## Problem requirements
Write out the data lines as a numbered list, leaving out blank lines. Begin at the line that has "x-tick-label: 2 (211, 422, 219, 439)" and stop after the line that has "data-point-circle (400, 55, 411, 66)".

(Image layout annotations)
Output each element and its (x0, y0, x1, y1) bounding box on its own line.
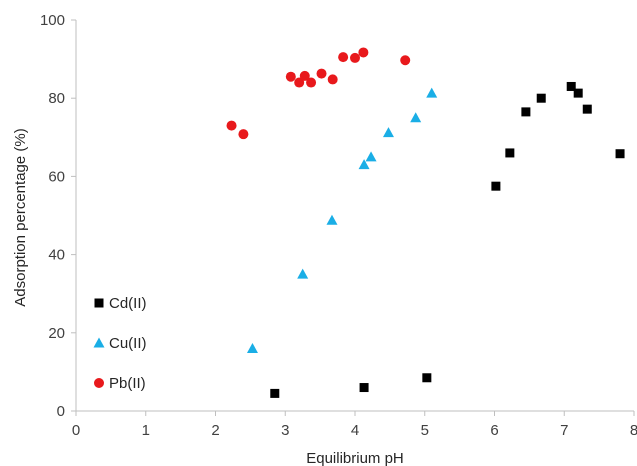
x-tick-label: 2 (211, 422, 219, 439)
data-point-triangle (358, 159, 370, 170)
data-point-triangle (297, 268, 309, 279)
data-point-triangle (326, 214, 338, 225)
data-point-square (566, 81, 576, 91)
y-tick-label: 20 (48, 325, 65, 342)
x-tick-label: 4 (351, 422, 359, 439)
data-point-square (536, 93, 546, 103)
x-tick-label: 7 (560, 422, 568, 439)
data-point-circle (226, 120, 237, 131)
data-point-circle (338, 52, 349, 63)
data-point-triangle (246, 342, 258, 353)
legend-label: Pb(II) (109, 375, 146, 392)
y-axis-ticks: 0 20 40 60 80 100 (40, 12, 76, 420)
data-point-circle (299, 70, 310, 81)
y-tick-label: 40 (48, 247, 65, 264)
legend-label: Cd(II) (109, 295, 147, 312)
data-point-square (422, 373, 432, 383)
legend-marker-triangle (93, 337, 105, 348)
data-point-triangle (410, 112, 422, 123)
y-tick-label: 60 (48, 168, 65, 185)
data-point-square (359, 383, 369, 393)
y-tick-label: 100 (40, 12, 65, 29)
data-point-circle (294, 77, 305, 88)
data-point-circle (316, 68, 327, 79)
data-point-triangle (382, 127, 394, 138)
data-point-square (573, 88, 583, 98)
x-tick-label: 1 (142, 422, 150, 439)
data-point-square (491, 181, 501, 191)
legend: Cd(II) Cu(II) Pb(II) (93, 295, 147, 392)
data-point-square (582, 104, 592, 114)
data-point-square (505, 148, 515, 158)
data-points (226, 47, 625, 398)
legend-marker-circle (94, 378, 104, 388)
data-point-triangle (426, 87, 438, 98)
data-point-circle (350, 52, 360, 63)
data-point-circle (285, 71, 296, 82)
data-point-circle (400, 55, 411, 66)
data-point-circle (327, 74, 338, 85)
data-point-square (521, 107, 531, 117)
x-axis-ticks: 0 1 2 3 4 5 6 7 8 (72, 411, 637, 439)
data-point-circle (358, 47, 369, 58)
x-tick-label: 3 (281, 422, 289, 439)
data-point-circle (306, 77, 317, 88)
x-axis-title: Equilibrium pH (306, 450, 404, 466)
y-tick-label: 0 (57, 403, 65, 420)
x-tick-label: 8 (630, 422, 637, 439)
series-cd-ii (270, 81, 625, 398)
legend-marker-square (94, 298, 104, 308)
x-tick-label: 5 (421, 422, 429, 439)
series-pb-ii (226, 47, 411, 140)
x-tick-label: 6 (490, 422, 498, 439)
data-point-triangle (365, 151, 377, 162)
series-cu-ii (246, 87, 438, 353)
y-axis-title: Adsorption percentage (%) (12, 128, 29, 306)
y-tick-label: 80 (48, 90, 65, 107)
legend-label: Cu(II) (109, 335, 147, 352)
data-point-circle (238, 129, 249, 140)
data-point-square (270, 388, 280, 398)
x-tick-label: 0 (72, 422, 80, 439)
data-point-square (615, 149, 625, 159)
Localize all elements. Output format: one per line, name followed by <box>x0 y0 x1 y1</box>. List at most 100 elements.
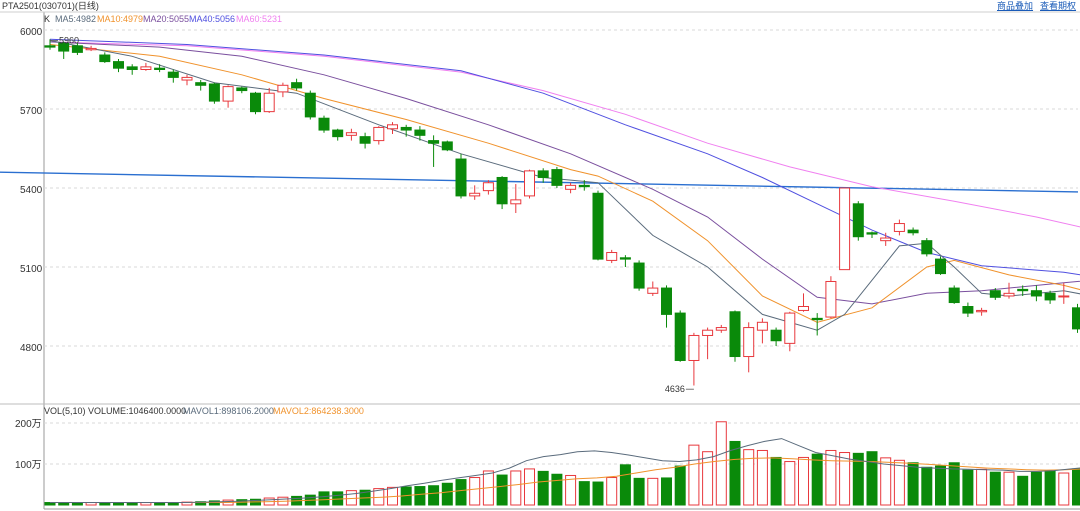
volume-bar <box>318 491 330 506</box>
volume-bar <box>428 485 440 506</box>
candle-body <box>811 317 823 321</box>
ma60-line <box>49 41 1080 228</box>
candle-body <box>113 61 124 69</box>
volume-legend: VOL(5,10) VOLUME:1046400.0000 MAVOL1:898… <box>44 406 364 416</box>
candle-body <box>208 83 220 102</box>
legend-prefix: K <box>44 14 50 24</box>
overlay-commodity-link[interactable]: 商品叠加 <box>997 1 1034 11</box>
volume-bar <box>852 452 864 506</box>
volume-bar <box>496 474 508 506</box>
low-annotation: 4636 <box>665 384 694 394</box>
legend-ma20: MA20:5055 <box>143 14 189 24</box>
volume-bar <box>1058 472 1070 506</box>
candle-body <box>140 66 152 71</box>
ma5-line <box>49 40 1080 331</box>
volume-bar <box>1003 471 1015 506</box>
volume-bar <box>743 449 755 506</box>
volume-bar <box>1030 471 1042 506</box>
legend-ma10: MA10:4979 <box>97 14 143 24</box>
candle-body <box>359 136 371 144</box>
candle-body <box>674 312 686 361</box>
volume-bar <box>1017 475 1029 506</box>
candle-body <box>784 312 796 344</box>
candle-body <box>99 54 111 63</box>
volume-bar <box>715 421 727 506</box>
candle-body <box>496 176 508 205</box>
candle-body <box>702 329 714 336</box>
price-legend: K MA5:4982 MA10:4979 MA20:5055 MA40:5056… <box>44 14 282 24</box>
volume-bar <box>948 462 960 506</box>
top-bar: PTA2501(030701)(日线) 商品叠加 查看期权 <box>0 0 1080 12</box>
volume-bar <box>921 466 933 506</box>
volume-bar <box>414 486 426 506</box>
volume-bar <box>619 464 631 506</box>
candle-body <box>866 232 878 235</box>
volume-bar <box>893 459 905 506</box>
volume-bar <box>332 491 344 506</box>
volume-tick: 100万 <box>15 460 42 471</box>
price-tick: 5700 <box>20 106 43 117</box>
instrument-title: PTA2501(030701)(日线) <box>2 1 99 11</box>
grid-layer <box>0 11 1080 510</box>
candle-body <box>222 86 234 102</box>
volume-bar <box>784 461 796 506</box>
volume-bar <box>976 468 988 506</box>
candle-body <box>921 240 933 255</box>
horizontal-line <box>0 171 1079 193</box>
volume-bar <box>770 456 782 506</box>
view-options-link[interactable]: 查看期权 <box>1040 1 1077 11</box>
candlesticks <box>44 39 1080 386</box>
candle-body <box>825 280 837 318</box>
volume-bar <box>839 452 851 506</box>
volume-averages <box>50 438 1080 503</box>
candle-body <box>1017 288 1029 292</box>
vol-legend-prefix: VOL(5,10) VOLUME:1046400.0000 <box>44 406 186 416</box>
candle-body <box>236 87 248 92</box>
candle-body <box>661 287 672 315</box>
candle-body <box>85 47 97 51</box>
volume-bar <box>702 451 714 506</box>
candle-body <box>277 84 289 93</box>
volume-bar <box>729 440 741 506</box>
volume-bar <box>688 444 700 506</box>
candle-body <box>441 141 453 151</box>
mavol1-line <box>50 438 1080 503</box>
volume-bar <box>674 465 686 506</box>
candle-body <box>400 126 412 131</box>
candle-body <box>633 262 645 289</box>
high-label: 5960 <box>59 36 79 46</box>
high-annotation: 5960 <box>50 36 79 46</box>
candle-body <box>126 66 138 71</box>
volume-tick: 200万 <box>15 419 42 430</box>
candle-body <box>154 67 166 71</box>
volume-bar <box>962 469 974 506</box>
support-line <box>0 171 1079 193</box>
candle-body <box>962 306 974 314</box>
candle-body <box>619 257 631 260</box>
legend-ma5: MA5:4982 <box>55 14 96 24</box>
volume-bar <box>935 465 946 506</box>
price-axis: 6000 5700 5400 5100 4800 <box>20 27 43 354</box>
candle-body <box>893 223 905 232</box>
volume-bar <box>606 477 618 506</box>
candle-body <box>482 182 494 192</box>
candle-body <box>880 237 892 242</box>
candle-body <box>852 203 864 238</box>
candle-body <box>537 170 549 178</box>
candle-body <box>688 334 700 361</box>
price-tick: 4800 <box>20 343 43 354</box>
ma10-line <box>49 44 1080 323</box>
volume-bar <box>1044 470 1056 506</box>
candle-body <box>428 140 440 144</box>
candle-body <box>756 321 768 331</box>
candle-body <box>469 192 481 197</box>
candle-body <box>332 129 344 138</box>
ma20-line <box>49 41 1080 305</box>
candle-body <box>729 311 741 358</box>
candle-body <box>304 92 316 118</box>
candle-body <box>976 309 988 313</box>
candle-body <box>263 92 275 113</box>
volume-bar <box>880 457 892 506</box>
candle-body <box>58 42 70 52</box>
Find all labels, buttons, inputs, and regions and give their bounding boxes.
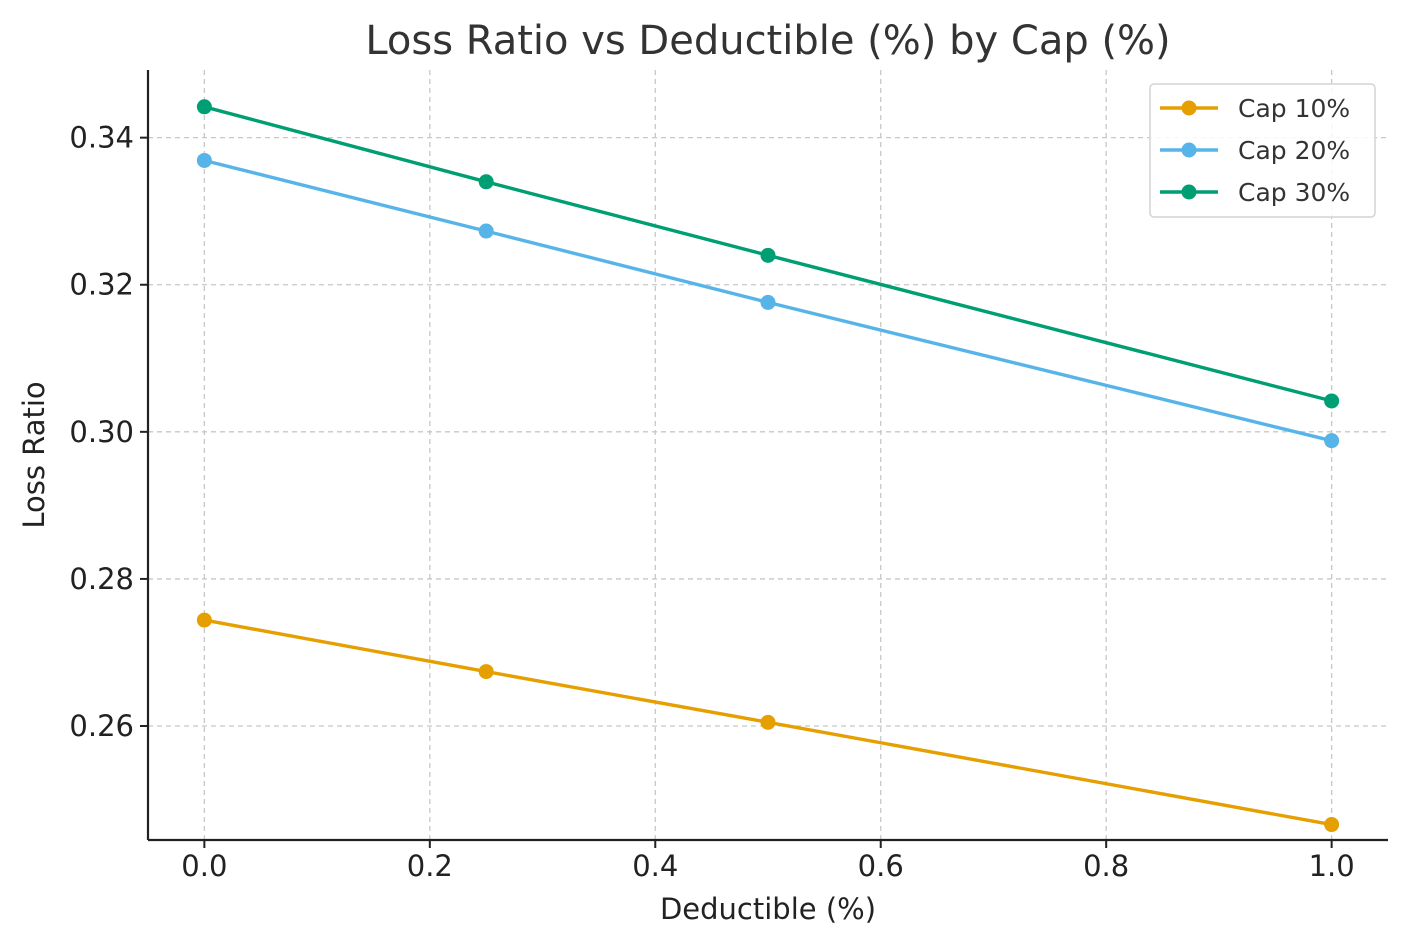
- x-axis-label: Deductible (%): [660, 892, 876, 926]
- y-axis-label: Loss Ratio: [17, 381, 51, 528]
- chart-title: Loss Ratio vs Deductible (%) by Cap (%): [365, 18, 1170, 64]
- y-tick-label: 0.30: [69, 415, 134, 449]
- legend-marker: [1181, 184, 1197, 200]
- legend-label: Cap 20%: [1238, 136, 1350, 165]
- legend-marker: [1181, 142, 1197, 158]
- data-point: [1324, 817, 1340, 833]
- series-line: [202, 618, 1334, 827]
- series-line: [202, 158, 1334, 443]
- data-point: [1324, 433, 1340, 449]
- series-line: [202, 105, 1334, 403]
- axes: [146, 70, 1388, 842]
- plot-series: [196, 99, 1340, 833]
- x-tick-label: 0.2: [407, 849, 453, 883]
- data-point: [760, 294, 776, 310]
- y-tick-label: 0.26: [69, 709, 134, 743]
- legend-label: Cap 10%: [1238, 94, 1350, 123]
- y-tick-label: 0.28: [69, 562, 134, 596]
- x-tick-label: 0.4: [632, 849, 678, 883]
- y-tick-label: 0.34: [69, 121, 134, 155]
- series-1: [196, 612, 1340, 833]
- legend-label: Cap 30%: [1238, 178, 1350, 207]
- legend-item: Cap 20%: [1160, 136, 1350, 165]
- legend-item: Cap 30%: [1160, 178, 1350, 207]
- data-point: [196, 99, 212, 115]
- series-2: [196, 152, 1340, 449]
- x-tick-label: 0.0: [181, 849, 227, 883]
- legend: Cap 10% Cap 20% Cap 30%: [1149, 83, 1376, 218]
- data-point: [760, 714, 776, 730]
- data-point: [196, 612, 212, 628]
- data-point: [478, 223, 494, 239]
- data-point: [1324, 393, 1340, 409]
- y-tick-label: 0.32: [69, 268, 134, 302]
- legend-box: [1149, 83, 1376, 218]
- legend-marker: [1181, 100, 1197, 116]
- x-tick-label: 1.0: [1309, 849, 1355, 883]
- data-point: [760, 247, 776, 263]
- x-tick-label: 0.8: [1083, 849, 1129, 883]
- data-point: [196, 152, 212, 168]
- x-tick-label: 0.6: [858, 849, 904, 883]
- series-3: [196, 99, 1340, 409]
- data-point: [478, 174, 494, 190]
- legend-item: Cap 10%: [1160, 94, 1350, 123]
- tick-labels: 0.0 0.2 0.4 0.6 0.8 1.0 0.26 0.28 0.30 0.32 0.34: [69, 121, 1354, 883]
- data-point: [478, 664, 494, 680]
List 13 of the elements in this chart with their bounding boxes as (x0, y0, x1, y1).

## Finished exercise
1. x-tick-label: 2 (211, 422, 219, 439)
2. data-point-triangle (358, 159, 370, 170)
3. data-point-triangle (297, 268, 309, 279)
4. data-point-triangle (326, 214, 338, 225)
5. data-point-square (566, 81, 576, 91)
6. y-tick-label: 20 (48, 325, 65, 342)
7. x-tick-label: 4 (351, 422, 359, 439)
8. data-point-square (536, 93, 546, 103)
9. x-tick-label: 7 (560, 422, 568, 439)
10. data-point-circle (226, 120, 237, 131)
11. data-point-circle (338, 52, 349, 63)
12. data-point-triangle (246, 342, 258, 353)
13. legend-label: Pb(II) (109, 375, 146, 392)
14. y-axis-ticks: 0 20 40 60 80 100 (40, 12, 76, 420)
15. data-point-circle (299, 70, 310, 81)
16. y-tick-label: 40 (48, 247, 65, 264)
17. legend-label: Cd(II) (109, 295, 147, 312)
18. data-point-square (422, 373, 432, 383)
19. legend-marker-triangle (93, 337, 105, 348)
20. data-point-triangle (410, 112, 422, 123)
21. y-tick-label: 60 (48, 168, 65, 185)
22. data-point-square (359, 383, 369, 393)
23. y-tick-label: 100 (40, 12, 65, 29)
24. data-point-circle (294, 77, 305, 88)
25. data-point-circle (316, 68, 327, 79)
26. data-point-triangle (382, 127, 394, 138)
27. data-point-square (573, 88, 583, 98)
28. x-tick-label: 1 (142, 422, 150, 439)
29. data-point-square (491, 181, 501, 191)
30. legend: Cd(II) Cu(II) Pb(II) (93, 295, 147, 392)
31. data-point-square (582, 104, 592, 114)
32. data-point-square (505, 148, 515, 158)
33. data-points (226, 47, 625, 398)
34. legend-marker-circle (94, 378, 104, 388)
35. data-point-triangle (426, 87, 438, 98)
36. data-point-circle (350, 52, 360, 63)
37. data-point-circle (285, 71, 296, 82)
38. data-point-circle (400, 55, 411, 66)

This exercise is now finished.